> **To do**
Reproduce the entries below line for line, leaving out the pictures.
╭─ Record excerpts
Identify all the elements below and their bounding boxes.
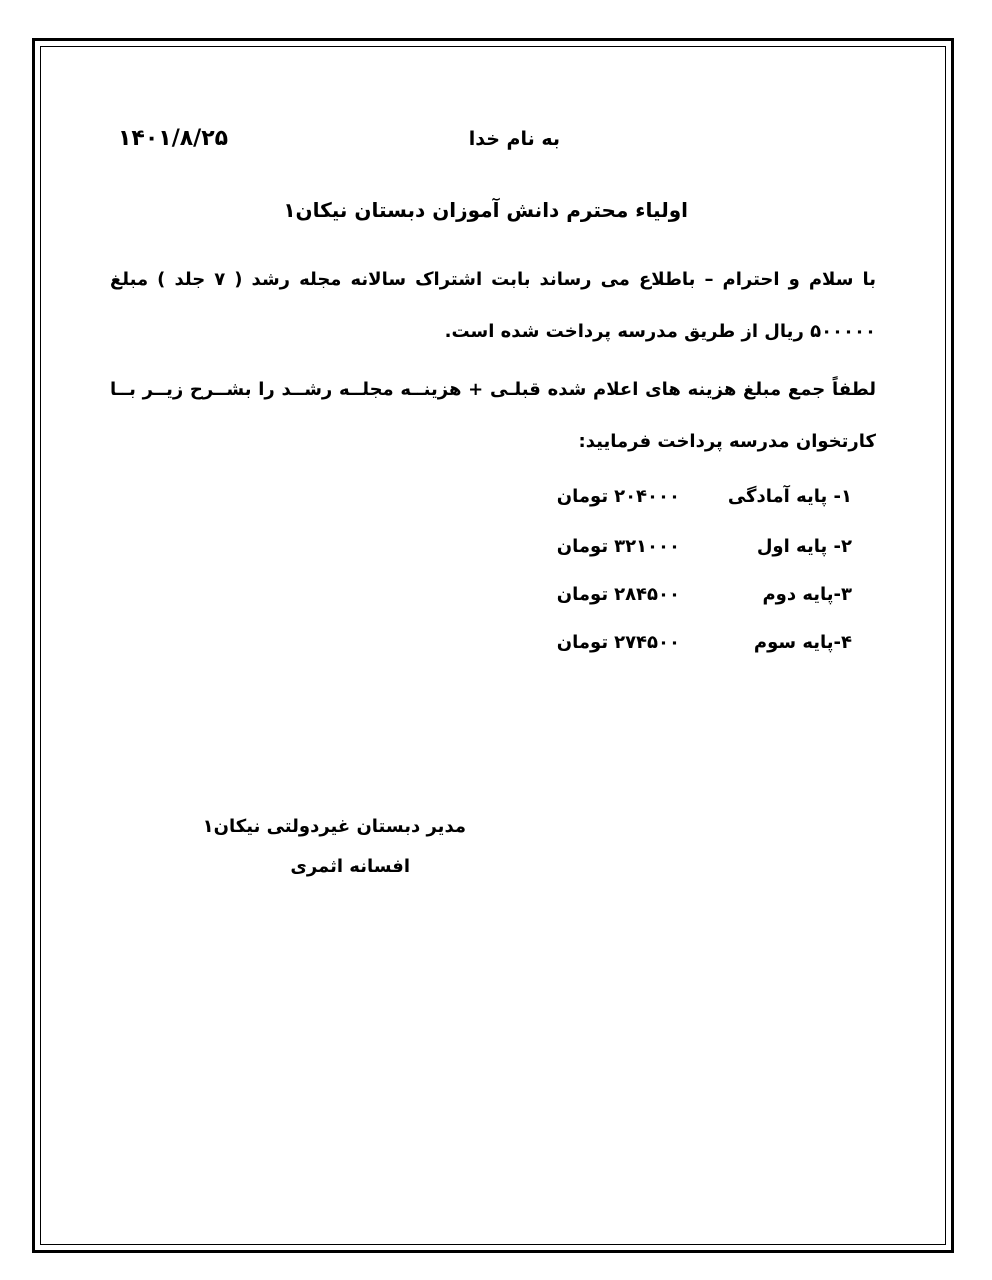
fee-grade-label: ۱- پایه آمادگی: [727, 486, 852, 507]
fee-amount: [557, 632, 680, 653]
fee-amount-value: ۲۰۴۰۰۰: [614, 486, 680, 507]
fee-grade-label: ۴-پایه سوم: [753, 632, 852, 653]
fee-row: [512, 632, 852, 672]
paragraph-payment-request: لطفاً جمع مبلغ هزینه های اعلام شده قبلـی + هزینــه مجلــه رشــد را بشــرح زیــر بــا کارتخوان مدرسه پرداخت فرمایید:: [110, 379, 876, 452]
fee-row: [512, 486, 852, 526]
fee-amount: [557, 486, 680, 507]
recipient-address: اولیاء محترم دانش آموزان دبستان نیکان۱: [283, 198, 688, 222]
fee-unit: تومان: [556, 536, 609, 557]
fee-grade-label: ۲- پایه اول: [756, 536, 852, 557]
signature-name: افسانه اثمری: [290, 856, 410, 877]
fee-unit: تومان: [556, 486, 609, 507]
signature-title: مدیر دبستان غیردولتی نیکان۱: [202, 816, 466, 837]
bismillah-heading: به نام خدا: [468, 128, 560, 150]
fee-row: [512, 536, 852, 576]
fee-amount-value: ۲۷۴۵۰۰: [614, 632, 680, 653]
fee-grade-label: ۳-پایه دوم: [762, 584, 852, 605]
fee-amount-value: ۲۸۴۵۰۰: [614, 584, 680, 605]
fee-unit: تومان: [556, 632, 609, 653]
letter-date: ۱۴۰۱/۸/۲۵: [118, 126, 229, 151]
paragraph-subscription-notice: با سلام و احترام – باطلاع می رساند بابت اشتراک سالانه مجله رشد ( ۷ جلد ) مبلغ ۵۰۰۰۰۰ ریال از طریق مدرسه پرداخت شده است.: [110, 269, 876, 342]
fee-amount: [557, 536, 680, 557]
fee-unit: تومان: [556, 584, 609, 605]
fee-amount-value: ۳۲۱۰۰۰: [614, 536, 680, 557]
fee-row: [512, 584, 852, 624]
fee-amount: [557, 584, 680, 605]
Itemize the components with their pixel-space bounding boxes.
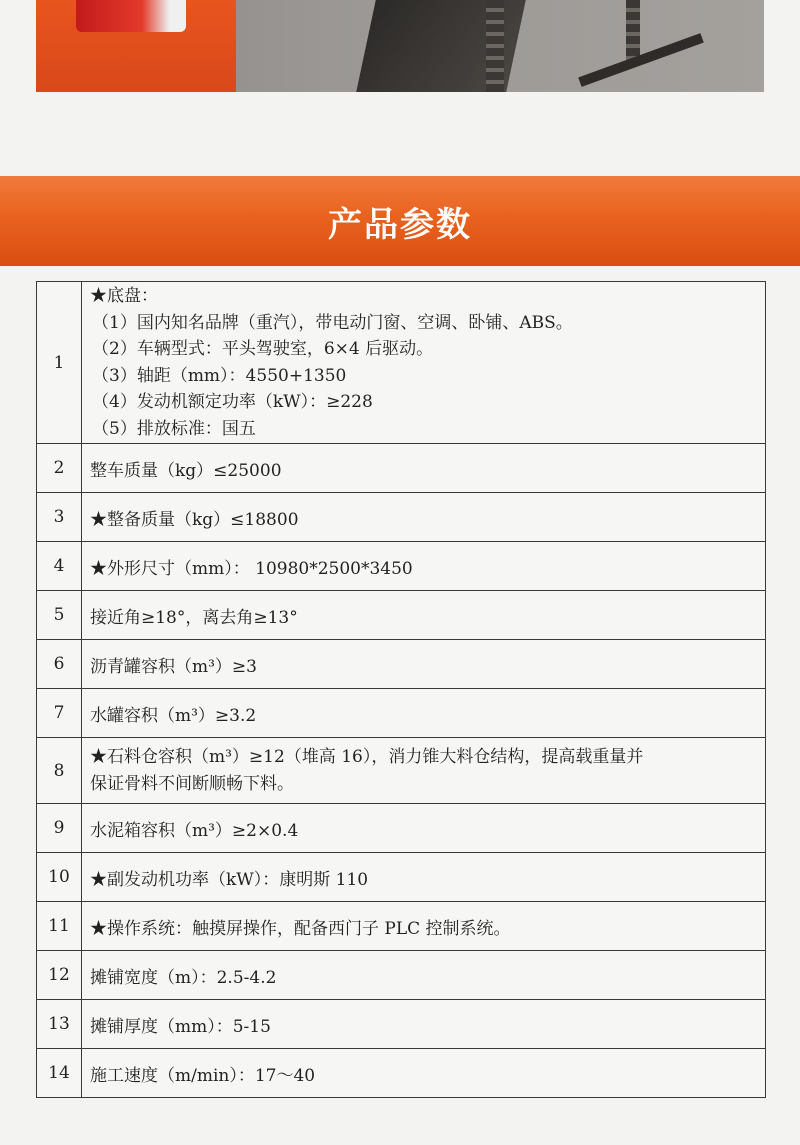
row-content: 摊铺厚度（mm）：5-15 xyxy=(82,1000,766,1049)
row-number: 7 xyxy=(37,689,82,738)
row-content xyxy=(82,738,766,804)
chain xyxy=(626,0,640,60)
table-row xyxy=(37,951,766,1000)
spec-line: ★底盘： xyxy=(90,286,158,306)
spec-line: ★石料仓容积（m³）≥12（堆高 16），消力锥大料仓结构，提高载重量并 xyxy=(90,747,644,767)
table-row xyxy=(37,542,766,591)
row-number: 8 xyxy=(37,738,82,804)
spec-line: （4）发动机额定功率（kW）：≥228 xyxy=(92,392,373,412)
handle-bar xyxy=(578,33,704,87)
spec-line: （2）车辆型式：平头驾驶室，6×4 后驱动。 xyxy=(92,339,434,359)
section-banner xyxy=(0,176,800,266)
table-row xyxy=(37,493,766,542)
table-row xyxy=(37,1000,766,1049)
row-number: 14 xyxy=(37,1049,82,1098)
row-content: 施工速度（m/min）：17～40 xyxy=(82,1049,766,1098)
tail-lamp xyxy=(76,0,186,32)
row-number: 4 xyxy=(37,542,82,591)
product-photo xyxy=(36,0,764,92)
row-content: 接近角≥18°，离去角≥13° xyxy=(82,591,766,640)
row-content xyxy=(82,282,766,444)
row-content: 水泥箱容积（m³）≥2×0.4 xyxy=(82,804,766,853)
row-content: ★操作系统：触摸屏操作，配备西门子 PLC 控制系统。 xyxy=(82,902,766,951)
table-row xyxy=(37,902,766,951)
table-row xyxy=(37,444,766,493)
row-number: 3 xyxy=(37,493,82,542)
table-row xyxy=(37,640,766,689)
row-content: ★副发动机功率（kW）：康明斯 110 xyxy=(82,853,766,902)
row-number: 10 xyxy=(37,853,82,902)
spec-line: （5）排放标准：国五 xyxy=(92,418,256,439)
table-row xyxy=(37,1049,766,1098)
row-number: 5 xyxy=(37,591,82,640)
row-content: 水罐容积（m³）≥3.2 xyxy=(82,689,766,738)
spec-line: 保证骨料不间断顺畅下料。 xyxy=(90,773,294,794)
row-content: 整车质量（kg）≤25000 xyxy=(82,444,766,493)
row-content: ★外形尺寸（mm）： 10980*2500*3450 xyxy=(82,542,766,591)
spec-line: （1）国内知名品牌（重汽），带电动门窗、空调、卧铺、ABS。 xyxy=(92,312,573,333)
row-content: 沥青罐容积（m³）≥3 xyxy=(82,640,766,689)
table-row xyxy=(37,738,766,804)
row-content: 摊铺宽度（m）：2.5-4.2 xyxy=(82,951,766,1000)
table-row xyxy=(37,689,766,738)
row-content: ★整备质量（kg）≤18800 xyxy=(82,493,766,542)
row-number: 13 xyxy=(37,1000,82,1049)
row-number: 11 xyxy=(37,902,82,951)
table-row xyxy=(37,591,766,640)
row-number: 1 xyxy=(37,282,82,444)
chain xyxy=(486,0,504,92)
row-number: 6 xyxy=(37,640,82,689)
spec-line: （3）轴距（mm）：4550+1350 xyxy=(92,365,347,386)
section-title: 产品参数 xyxy=(328,204,472,245)
table-row xyxy=(37,804,766,853)
table-row xyxy=(37,282,766,444)
spec-table xyxy=(36,281,766,1098)
table-row xyxy=(37,853,766,902)
row-number: 9 xyxy=(37,804,82,853)
row-number: 2 xyxy=(37,444,82,493)
row-number: 12 xyxy=(37,951,82,1000)
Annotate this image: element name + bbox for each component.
╰─
> **Correct answer**
Identify all the elements below and their bounding boxes.
fee-grade-label: ۱- پایه آمادگی: [727, 486, 852, 507]
fee-amount: [557, 632, 680, 653]
fee-amount-value: ۲۰۴۰۰۰: [614, 486, 680, 507]
fee-grade-label: ۴-پایه سوم: [753, 632, 852, 653]
fee-row: [512, 632, 852, 672]
paragraph-payment-request: لطفاً جمع مبلغ هزینه های اعلام شده قبلـی + هزینــه مجلــه رشــد را بشــرح زیــر بــا کارتخوان مدرسه پرداخت فرمایید:: [110, 379, 876, 452]
fee-row: [512, 486, 852, 526]
fee-amount: [557, 486, 680, 507]
recipient-address: اولیاء محترم دانش آموزان دبستان نیکان۱: [283, 198, 688, 222]
fee-unit: تومان: [556, 536, 609, 557]
fee-grade-label: ۲- پایه اول: [756, 536, 852, 557]
signature-name: افسانه اثمری: [290, 856, 410, 877]
fee-unit: تومان: [556, 486, 609, 507]
signature-title: مدیر دبستان غیردولتی نیکان۱: [202, 816, 466, 837]
bismillah-heading: به نام خدا: [468, 128, 560, 150]
fee-row: [512, 536, 852, 576]
fee-amount-value: ۲۷۴۵۰۰: [614, 632, 680, 653]
fee-grade-label: ۳-پایه دوم: [762, 584, 852, 605]
fee-amount-value: ۲۸۴۵۰۰: [614, 584, 680, 605]
fee-unit: تومان: [556, 632, 609, 653]
letter-date: ۱۴۰۱/۸/۲۵: [118, 126, 229, 151]
paragraph-subscription-notice: با سلام و احترام – باطلاع می رساند بابت اشتراک سالانه مجله رشد ( ۷ جلد ) مبلغ ۵۰۰۰۰۰ ریال از طریق مدرسه پرداخت شده است.: [110, 269, 876, 342]
fee-amount: [557, 536, 680, 557]
fee-unit: تومان: [556, 584, 609, 605]
fee-amount-value: ۳۲۱۰۰۰: [614, 536, 680, 557]
fee-row: [512, 584, 852, 624]
fee-amount: [557, 584, 680, 605]
Itemize the components with their pixel-space bounding boxes.
row-content: 摊铺厚度（mm）：5-15 xyxy=(82,1000,766,1049)
row-number: 7 xyxy=(37,689,82,738)
row-content xyxy=(82,738,766,804)
chain xyxy=(626,0,640,60)
table-row xyxy=(37,951,766,1000)
spec-line: ★底盘： xyxy=(90,286,158,306)
spec-line: ★石料仓容积（m³）≥12（堆高 16），消力锥大料仓结构，提高载重量并 xyxy=(90,747,644,767)
table-row xyxy=(37,542,766,591)
row-number: 8 xyxy=(37,738,82,804)
spec-line: （4）发动机额定功率（kW）：≥228 xyxy=(92,392,373,412)
handle-bar xyxy=(578,33,704,87)
spec-line: （2）车辆型式：平头驾驶室，6×4 后驱动。 xyxy=(92,339,434,359)
section-banner xyxy=(0,176,800,266)
table-row xyxy=(37,493,766,542)
table-row xyxy=(37,1000,766,1049)
row-number: 14 xyxy=(37,1049,82,1098)
row-content: 施工速度（m/min）：17～40 xyxy=(82,1049,766,1098)
tail-lamp xyxy=(76,0,186,32)
row-number: 4 xyxy=(37,542,82,591)
product-photo xyxy=(36,0,764,92)
row-content: 接近角≥18°，离去角≥13° xyxy=(82,591,766,640)
row-content xyxy=(82,282,766,444)
row-content: 水泥箱容积（m³）≥2×0.4 xyxy=(82,804,766,853)
row-content: ★操作系统：触摸屏操作，配备西门子 PLC 控制系统。 xyxy=(82,902,766,951)
table-row xyxy=(37,902,766,951)
table-row xyxy=(37,444,766,493)
row-number: 3 xyxy=(37,493,82,542)
table-row xyxy=(37,640,766,689)
row-content: ★副发动机功率（kW）：康明斯 110 xyxy=(82,853,766,902)
row-number: 10 xyxy=(37,853,82,902)
spec-line: （5）排放标准：国五 xyxy=(92,418,256,439)
table-row xyxy=(37,1049,766,1098)
row-number: 5 xyxy=(37,591,82,640)
row-content: 水罐容积（m³）≥3.2 xyxy=(82,689,766,738)
spec-line: 保证骨料不间断顺畅下料。 xyxy=(90,773,294,794)
row-content: 整车质量（kg）≤25000 xyxy=(82,444,766,493)
row-content: ★外形尺寸（mm）： 10980*2500*3450 xyxy=(82,542,766,591)
spec-line: （1）国内知名品牌（重汽），带电动门窗、空调、卧铺、ABS。 xyxy=(92,312,573,333)
row-content: 沥青罐容积（m³）≥3 xyxy=(82,640,766,689)
table-row xyxy=(37,738,766,804)
row-content: 摊铺宽度（m）：2.5-4.2 xyxy=(82,951,766,1000)
table-row xyxy=(37,689,766,738)
row-content: ★整备质量（kg）≤18800 xyxy=(82,493,766,542)
row-number: 13 xyxy=(37,1000,82,1049)
row-number: 11 xyxy=(37,902,82,951)
table-row xyxy=(37,591,766,640)
row-number: 1 xyxy=(37,282,82,444)
chain xyxy=(486,0,504,92)
row-number: 6 xyxy=(37,640,82,689)
spec-line: （3）轴距（mm）：4550+1350 xyxy=(92,365,347,386)
section-title: 产品参数 xyxy=(328,204,472,245)
table-row xyxy=(37,804,766,853)
table-row xyxy=(37,282,766,444)
spec-table xyxy=(36,281,766,1098)
table-row xyxy=(37,853,766,902)
row-number: 9 xyxy=(37,804,82,853)
row-number: 2 xyxy=(37,444,82,493)
row-number: 12 xyxy=(37,951,82,1000)
Annotate this image: element name + bbox for each component.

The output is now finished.